**GOAL OF THE EXERCISE**
Search the records that follow and extract every line containing the string "inches".

**LISTING**
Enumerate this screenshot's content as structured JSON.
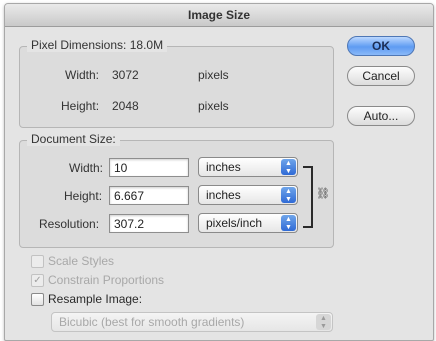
{
  "window": {
    "title": "Image Size"
  },
  "buttons": {
    "ok": "OK",
    "cancel": "Cancel",
    "auto": "Auto..."
  },
  "pixel_dimensions": {
    "legend": "Pixel Dimensions:",
    "size": "18.0M",
    "width_label": "Width:",
    "width_value": "3072",
    "width_unit": "pixels",
    "height_label": "Height:",
    "height_value": "2048",
    "height_unit": "pixels"
  },
  "document_size": {
    "legend": "Document Size:",
    "width_label": "Width:",
    "width_value": "10",
    "width_unit": "inches",
    "height_label": "Height:",
    "height_value": "6.667",
    "height_unit": "inches",
    "resolution_label": "Resolution:",
    "resolution_value": "307.2",
    "resolution_unit": "pixels/inch"
  },
  "options": {
    "scale_styles": {
      "label": "Scale Styles",
      "checked": false,
      "enabled": false
    },
    "constrain_proportions": {
      "label": "Constrain Proportions",
      "checked": true,
      "enabled": false
    },
    "resample_image": {
      "label": "Resample Image:",
      "checked": false,
      "enabled": true
    },
    "resample_method": {
      "value": "Bicubic (best for smooth gradients)",
      "enabled": false
    }
  },
  "icons": {
    "select_arrows": "up-down-arrows-icon",
    "link": "chain-link-icon",
    "checkmark": "checkmark-icon"
  }
}
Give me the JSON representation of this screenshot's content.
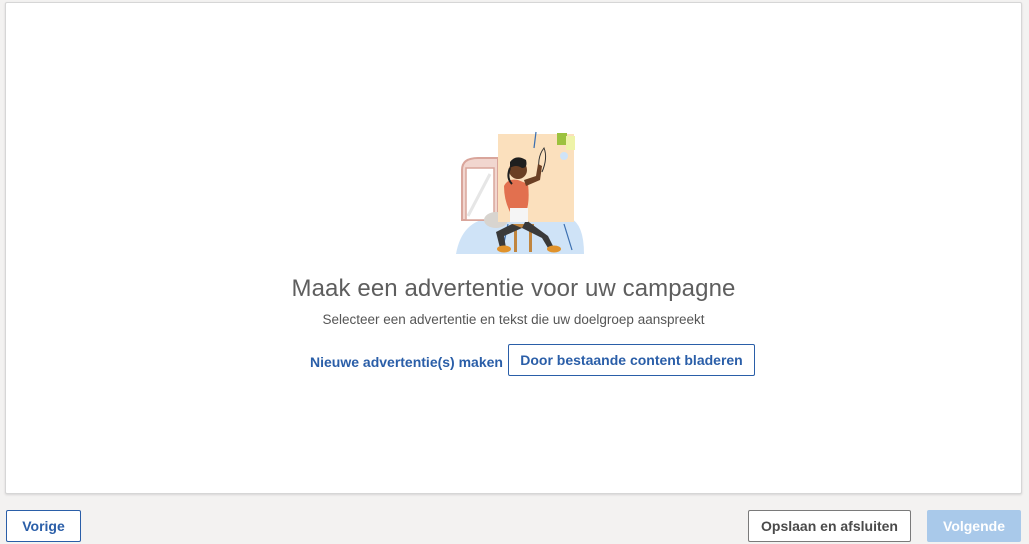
{
  "main": {
    "heading": "Maak een advertentie voor uw campagne",
    "subheading": "Selecteer een advertentie en tekst die uw doelgroep aanspreekt",
    "create_ad_label": "Nieuwe advertentie(s) maken",
    "browse_content_label": "Door bestaande content bladeren",
    "illustration_icon": "person-painting-wall-illustration"
  },
  "footer": {
    "previous_label": "Vorige",
    "save_close_label": "Opslaan en afsluiten",
    "next_label": "Volgende",
    "next_disabled": true
  },
  "colors": {
    "accent": "#2a5ea8",
    "disabled_primary": "#a9c9ea",
    "background": "#f3f2f1"
  }
}
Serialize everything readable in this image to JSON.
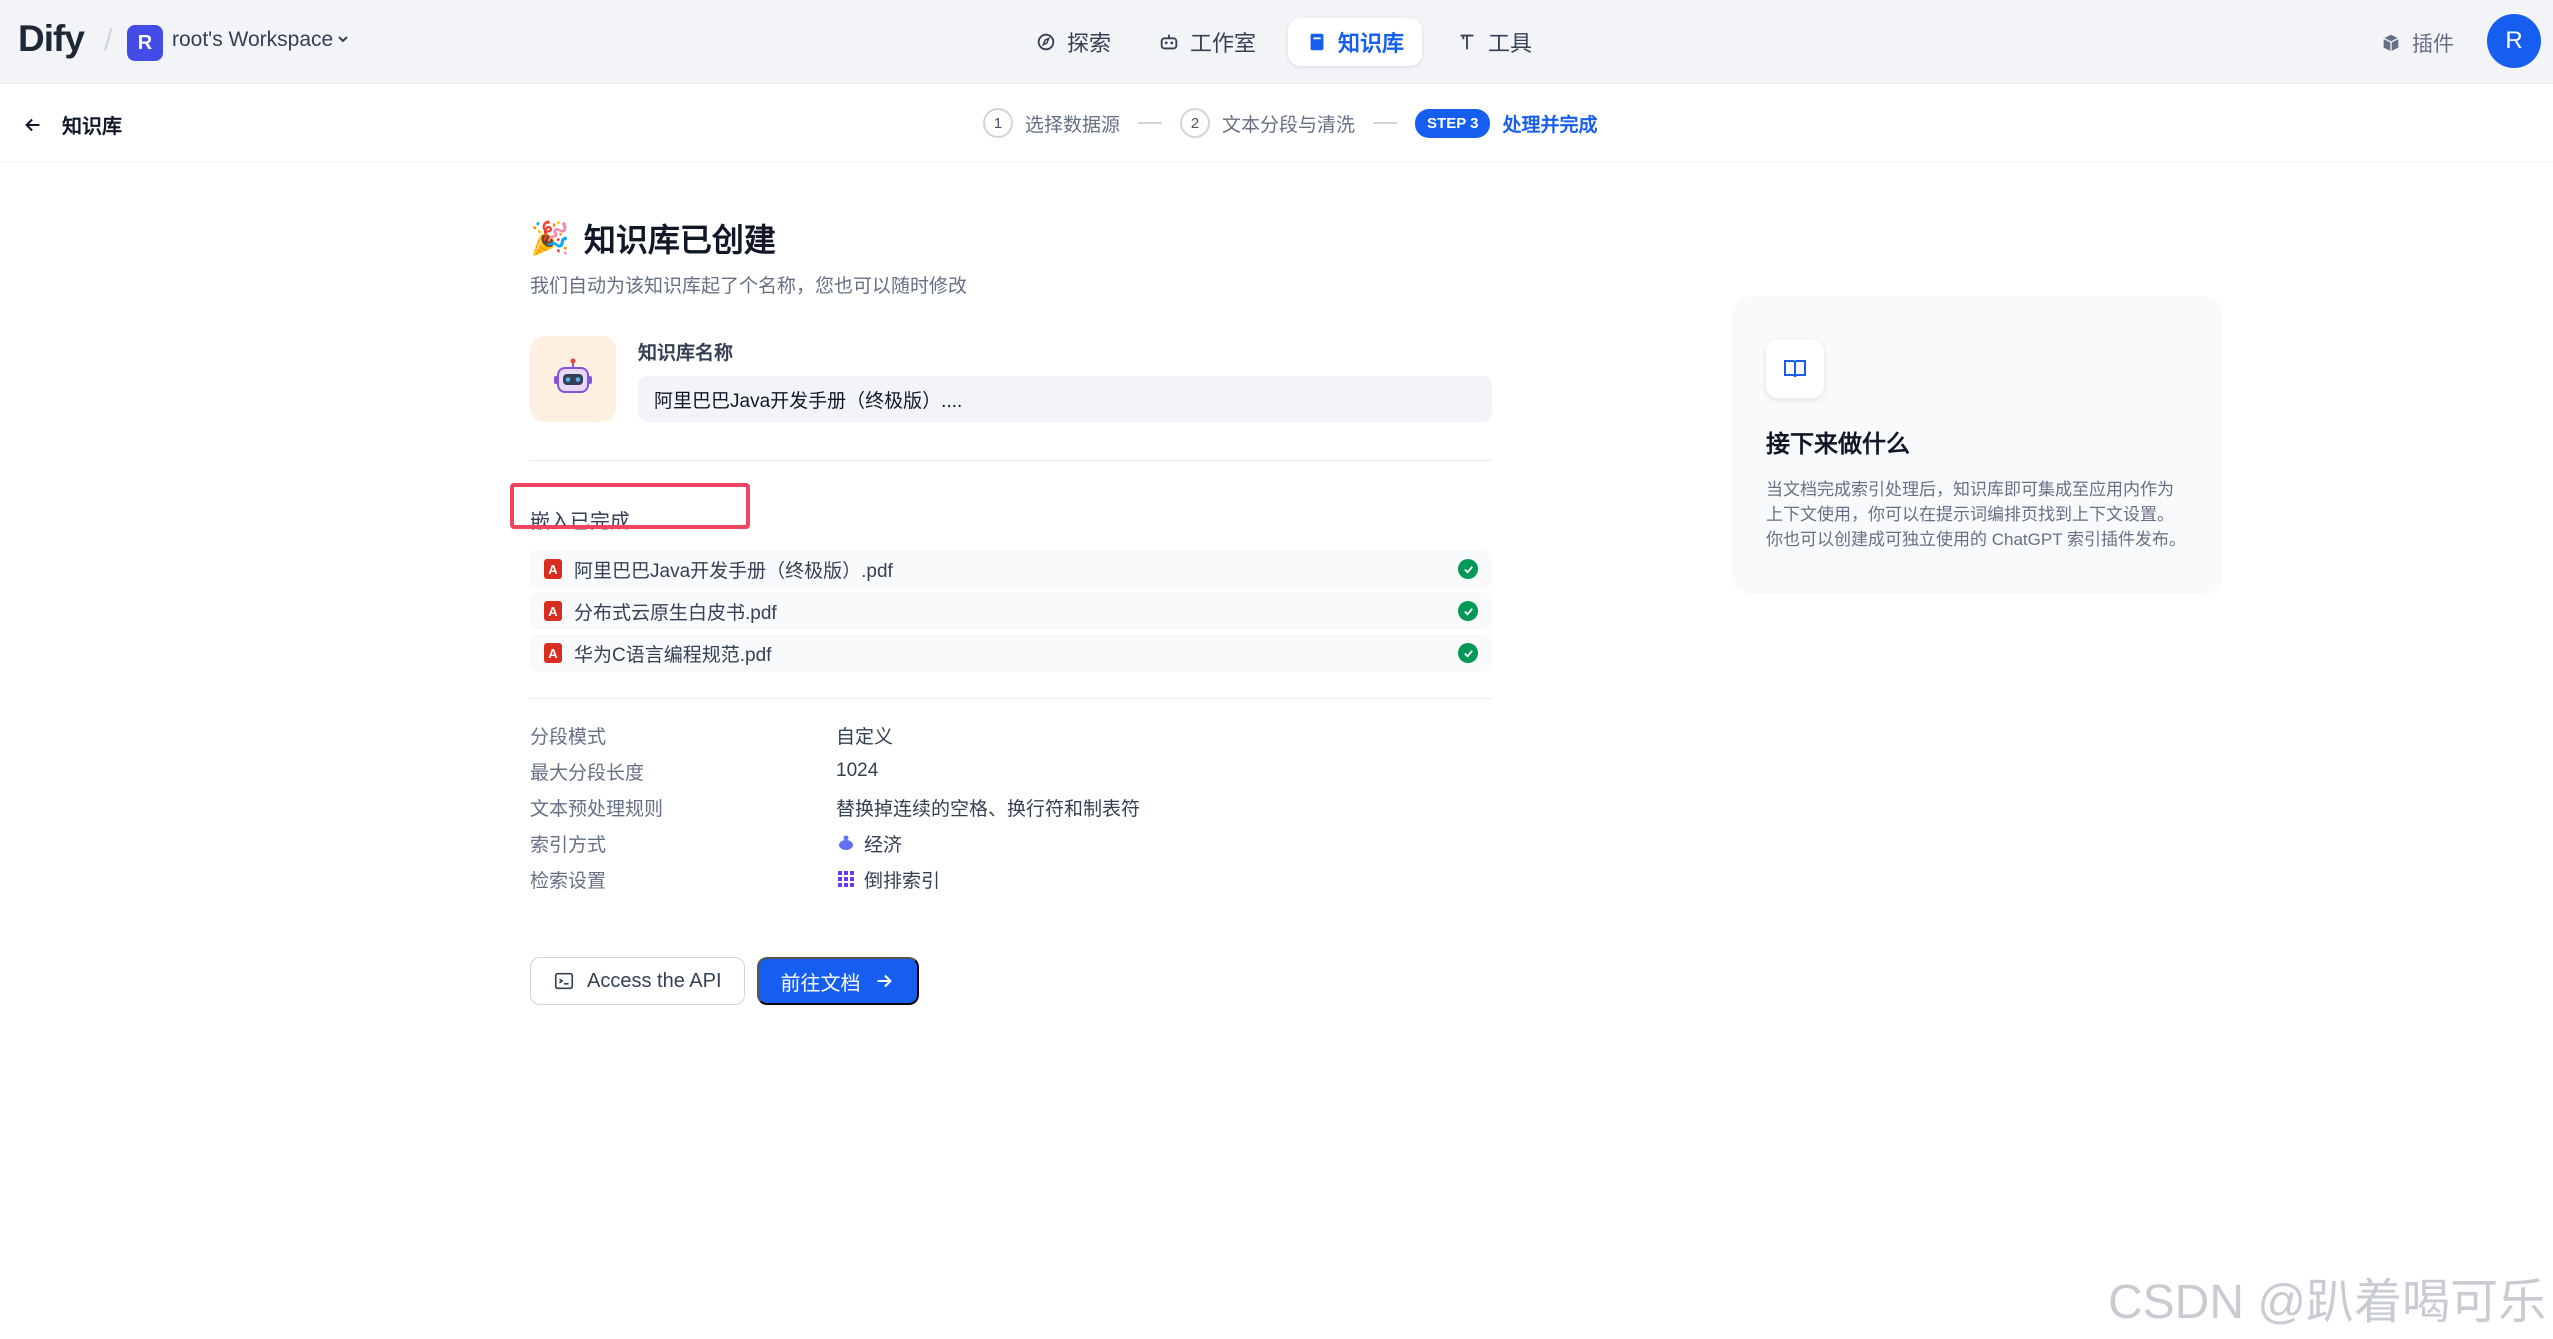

**SOLUTION**
    "width_unit": "inches",
    "height_unit": "inches",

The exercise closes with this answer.